» **WHAT IS NEEDED**
Gather all lines with the word "icon" in them.

(Stored data entries)

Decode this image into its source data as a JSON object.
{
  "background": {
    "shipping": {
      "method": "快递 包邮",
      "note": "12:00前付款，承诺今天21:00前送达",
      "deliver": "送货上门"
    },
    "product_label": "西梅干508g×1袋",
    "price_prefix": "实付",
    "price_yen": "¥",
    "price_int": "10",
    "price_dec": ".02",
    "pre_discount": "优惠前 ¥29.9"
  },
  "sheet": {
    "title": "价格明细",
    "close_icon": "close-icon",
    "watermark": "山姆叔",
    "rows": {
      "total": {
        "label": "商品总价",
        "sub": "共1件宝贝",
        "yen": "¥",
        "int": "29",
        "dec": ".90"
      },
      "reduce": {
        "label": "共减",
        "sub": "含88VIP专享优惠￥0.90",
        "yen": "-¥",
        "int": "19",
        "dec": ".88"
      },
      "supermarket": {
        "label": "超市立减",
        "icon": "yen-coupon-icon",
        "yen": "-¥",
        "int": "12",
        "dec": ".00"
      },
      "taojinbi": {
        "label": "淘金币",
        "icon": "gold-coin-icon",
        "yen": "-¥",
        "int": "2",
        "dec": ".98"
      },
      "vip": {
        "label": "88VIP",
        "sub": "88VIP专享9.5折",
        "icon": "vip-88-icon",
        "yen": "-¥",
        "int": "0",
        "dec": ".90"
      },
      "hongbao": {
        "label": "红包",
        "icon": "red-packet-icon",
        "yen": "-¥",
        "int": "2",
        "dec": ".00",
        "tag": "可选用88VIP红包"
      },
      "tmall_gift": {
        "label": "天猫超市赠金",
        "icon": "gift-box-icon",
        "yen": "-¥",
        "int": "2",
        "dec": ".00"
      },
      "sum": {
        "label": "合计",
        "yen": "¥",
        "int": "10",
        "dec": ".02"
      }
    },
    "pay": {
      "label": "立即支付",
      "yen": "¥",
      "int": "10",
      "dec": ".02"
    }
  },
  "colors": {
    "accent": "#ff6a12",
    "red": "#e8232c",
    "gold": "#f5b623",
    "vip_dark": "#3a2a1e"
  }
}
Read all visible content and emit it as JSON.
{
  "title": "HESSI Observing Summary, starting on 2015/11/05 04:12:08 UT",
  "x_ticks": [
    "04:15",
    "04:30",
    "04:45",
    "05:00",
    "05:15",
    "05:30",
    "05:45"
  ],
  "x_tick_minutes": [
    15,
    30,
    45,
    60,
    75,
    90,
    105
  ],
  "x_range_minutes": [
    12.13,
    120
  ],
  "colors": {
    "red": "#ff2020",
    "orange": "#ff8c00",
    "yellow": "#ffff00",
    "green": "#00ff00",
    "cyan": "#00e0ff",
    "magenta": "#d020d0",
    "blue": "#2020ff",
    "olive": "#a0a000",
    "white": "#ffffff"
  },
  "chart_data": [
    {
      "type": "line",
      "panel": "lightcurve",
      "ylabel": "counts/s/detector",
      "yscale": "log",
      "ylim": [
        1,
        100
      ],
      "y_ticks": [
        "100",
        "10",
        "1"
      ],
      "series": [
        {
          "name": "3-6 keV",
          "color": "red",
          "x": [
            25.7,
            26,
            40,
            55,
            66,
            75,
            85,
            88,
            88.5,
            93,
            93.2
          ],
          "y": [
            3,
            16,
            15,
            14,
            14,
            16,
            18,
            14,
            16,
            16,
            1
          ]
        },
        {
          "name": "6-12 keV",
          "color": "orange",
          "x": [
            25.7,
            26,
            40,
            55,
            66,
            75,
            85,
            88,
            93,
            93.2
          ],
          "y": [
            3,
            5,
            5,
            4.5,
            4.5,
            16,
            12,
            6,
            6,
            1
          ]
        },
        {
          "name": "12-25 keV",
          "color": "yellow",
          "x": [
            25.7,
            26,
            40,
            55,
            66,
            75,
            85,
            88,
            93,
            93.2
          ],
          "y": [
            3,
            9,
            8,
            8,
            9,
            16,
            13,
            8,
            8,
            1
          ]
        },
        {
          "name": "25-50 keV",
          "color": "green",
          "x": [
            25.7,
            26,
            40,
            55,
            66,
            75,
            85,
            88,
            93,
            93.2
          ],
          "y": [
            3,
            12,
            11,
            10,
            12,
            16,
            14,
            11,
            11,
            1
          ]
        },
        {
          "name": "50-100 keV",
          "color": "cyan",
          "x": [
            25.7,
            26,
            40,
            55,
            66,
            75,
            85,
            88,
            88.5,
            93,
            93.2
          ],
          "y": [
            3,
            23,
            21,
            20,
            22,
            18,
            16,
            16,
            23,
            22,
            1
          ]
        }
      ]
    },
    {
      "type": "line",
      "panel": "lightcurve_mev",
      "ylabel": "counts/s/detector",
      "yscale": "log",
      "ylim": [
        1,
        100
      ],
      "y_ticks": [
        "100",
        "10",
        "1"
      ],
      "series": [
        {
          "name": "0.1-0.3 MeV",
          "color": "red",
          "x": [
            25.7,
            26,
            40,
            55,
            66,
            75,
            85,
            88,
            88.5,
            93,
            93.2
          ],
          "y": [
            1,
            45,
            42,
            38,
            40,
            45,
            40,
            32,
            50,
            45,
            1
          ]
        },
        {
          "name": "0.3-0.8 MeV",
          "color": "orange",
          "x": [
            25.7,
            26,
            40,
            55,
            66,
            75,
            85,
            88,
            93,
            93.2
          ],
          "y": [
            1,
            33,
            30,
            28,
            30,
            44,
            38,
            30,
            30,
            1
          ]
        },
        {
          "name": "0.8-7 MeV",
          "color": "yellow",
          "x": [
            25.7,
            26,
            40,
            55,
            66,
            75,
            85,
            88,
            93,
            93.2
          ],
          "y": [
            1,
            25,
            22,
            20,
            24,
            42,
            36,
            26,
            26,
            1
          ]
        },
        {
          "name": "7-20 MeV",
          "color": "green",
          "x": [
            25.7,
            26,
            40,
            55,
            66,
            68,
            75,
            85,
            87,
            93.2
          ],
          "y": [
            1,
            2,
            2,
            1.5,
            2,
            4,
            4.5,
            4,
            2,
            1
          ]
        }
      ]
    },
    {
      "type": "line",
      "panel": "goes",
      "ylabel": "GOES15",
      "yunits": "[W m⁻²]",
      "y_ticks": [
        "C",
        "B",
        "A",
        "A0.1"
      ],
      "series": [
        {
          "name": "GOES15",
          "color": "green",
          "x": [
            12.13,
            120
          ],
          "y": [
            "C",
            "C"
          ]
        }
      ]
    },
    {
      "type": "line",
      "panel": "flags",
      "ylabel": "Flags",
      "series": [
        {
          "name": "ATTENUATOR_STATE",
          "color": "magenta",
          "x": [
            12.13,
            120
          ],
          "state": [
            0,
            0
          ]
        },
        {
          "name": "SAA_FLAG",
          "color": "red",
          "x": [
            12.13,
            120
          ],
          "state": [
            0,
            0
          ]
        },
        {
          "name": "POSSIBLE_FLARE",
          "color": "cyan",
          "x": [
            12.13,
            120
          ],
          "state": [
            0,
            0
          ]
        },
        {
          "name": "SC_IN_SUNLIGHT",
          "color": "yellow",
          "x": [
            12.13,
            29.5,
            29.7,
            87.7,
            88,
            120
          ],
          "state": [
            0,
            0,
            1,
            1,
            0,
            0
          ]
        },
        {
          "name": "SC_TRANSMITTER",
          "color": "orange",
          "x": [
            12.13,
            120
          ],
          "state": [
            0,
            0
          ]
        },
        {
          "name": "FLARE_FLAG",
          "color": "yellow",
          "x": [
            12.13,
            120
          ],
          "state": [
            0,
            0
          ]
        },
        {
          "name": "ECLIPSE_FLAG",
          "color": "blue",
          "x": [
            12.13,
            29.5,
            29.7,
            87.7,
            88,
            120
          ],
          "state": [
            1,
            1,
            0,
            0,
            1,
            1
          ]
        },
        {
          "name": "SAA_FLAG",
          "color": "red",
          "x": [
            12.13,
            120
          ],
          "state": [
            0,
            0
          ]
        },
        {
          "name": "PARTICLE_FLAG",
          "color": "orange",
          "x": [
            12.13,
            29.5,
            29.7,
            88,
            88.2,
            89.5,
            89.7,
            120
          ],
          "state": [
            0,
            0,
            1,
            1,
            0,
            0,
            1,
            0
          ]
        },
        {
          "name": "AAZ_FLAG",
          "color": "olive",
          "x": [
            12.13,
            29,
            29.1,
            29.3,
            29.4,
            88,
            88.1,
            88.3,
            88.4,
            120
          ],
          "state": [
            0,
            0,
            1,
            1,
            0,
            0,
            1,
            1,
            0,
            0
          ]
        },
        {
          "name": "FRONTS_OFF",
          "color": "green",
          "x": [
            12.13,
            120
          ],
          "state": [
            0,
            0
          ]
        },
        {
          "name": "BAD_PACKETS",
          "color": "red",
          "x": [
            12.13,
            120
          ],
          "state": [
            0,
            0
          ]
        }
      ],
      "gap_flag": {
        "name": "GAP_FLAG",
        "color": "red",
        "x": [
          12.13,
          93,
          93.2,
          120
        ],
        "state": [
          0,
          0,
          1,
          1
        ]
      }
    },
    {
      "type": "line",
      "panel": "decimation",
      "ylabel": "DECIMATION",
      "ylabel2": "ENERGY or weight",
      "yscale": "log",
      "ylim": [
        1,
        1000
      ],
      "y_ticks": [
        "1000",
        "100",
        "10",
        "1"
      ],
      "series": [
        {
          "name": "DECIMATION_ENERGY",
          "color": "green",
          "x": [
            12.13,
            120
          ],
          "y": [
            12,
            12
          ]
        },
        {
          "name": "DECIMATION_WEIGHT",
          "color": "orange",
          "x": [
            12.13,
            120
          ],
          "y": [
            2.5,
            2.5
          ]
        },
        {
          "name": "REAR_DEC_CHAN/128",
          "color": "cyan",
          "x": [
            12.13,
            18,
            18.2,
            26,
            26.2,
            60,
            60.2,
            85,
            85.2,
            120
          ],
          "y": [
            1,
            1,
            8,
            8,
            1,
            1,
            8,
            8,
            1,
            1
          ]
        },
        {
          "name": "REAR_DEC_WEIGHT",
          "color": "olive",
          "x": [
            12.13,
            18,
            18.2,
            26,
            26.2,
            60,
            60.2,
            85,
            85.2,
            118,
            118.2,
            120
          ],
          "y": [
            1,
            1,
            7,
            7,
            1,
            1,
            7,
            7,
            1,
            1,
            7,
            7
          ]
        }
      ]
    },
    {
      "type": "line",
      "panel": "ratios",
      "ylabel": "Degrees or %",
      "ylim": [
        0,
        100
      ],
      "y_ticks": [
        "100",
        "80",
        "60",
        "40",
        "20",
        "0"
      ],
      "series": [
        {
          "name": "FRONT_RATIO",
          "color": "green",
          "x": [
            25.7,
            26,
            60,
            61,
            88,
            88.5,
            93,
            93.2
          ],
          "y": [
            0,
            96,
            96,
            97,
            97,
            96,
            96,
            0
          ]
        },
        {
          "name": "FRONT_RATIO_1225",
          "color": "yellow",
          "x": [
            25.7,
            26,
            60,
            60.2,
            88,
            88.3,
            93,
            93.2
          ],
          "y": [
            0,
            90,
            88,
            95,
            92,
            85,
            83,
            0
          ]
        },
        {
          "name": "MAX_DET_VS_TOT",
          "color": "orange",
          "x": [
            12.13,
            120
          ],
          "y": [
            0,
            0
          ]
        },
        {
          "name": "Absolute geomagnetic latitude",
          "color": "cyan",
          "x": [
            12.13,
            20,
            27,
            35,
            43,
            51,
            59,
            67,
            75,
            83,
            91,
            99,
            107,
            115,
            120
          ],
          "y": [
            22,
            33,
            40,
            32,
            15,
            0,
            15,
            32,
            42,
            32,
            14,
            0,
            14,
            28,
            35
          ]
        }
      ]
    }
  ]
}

» **FINISHED EXERCISE**
    "close_icon": "close-icon",
        "icon": "yen-coupon-icon",
        "icon": "gold-coin-icon",
        "icon": "vip-88-icon",
        "icon": "red-packet-icon",
        "icon": "gift-box-icon",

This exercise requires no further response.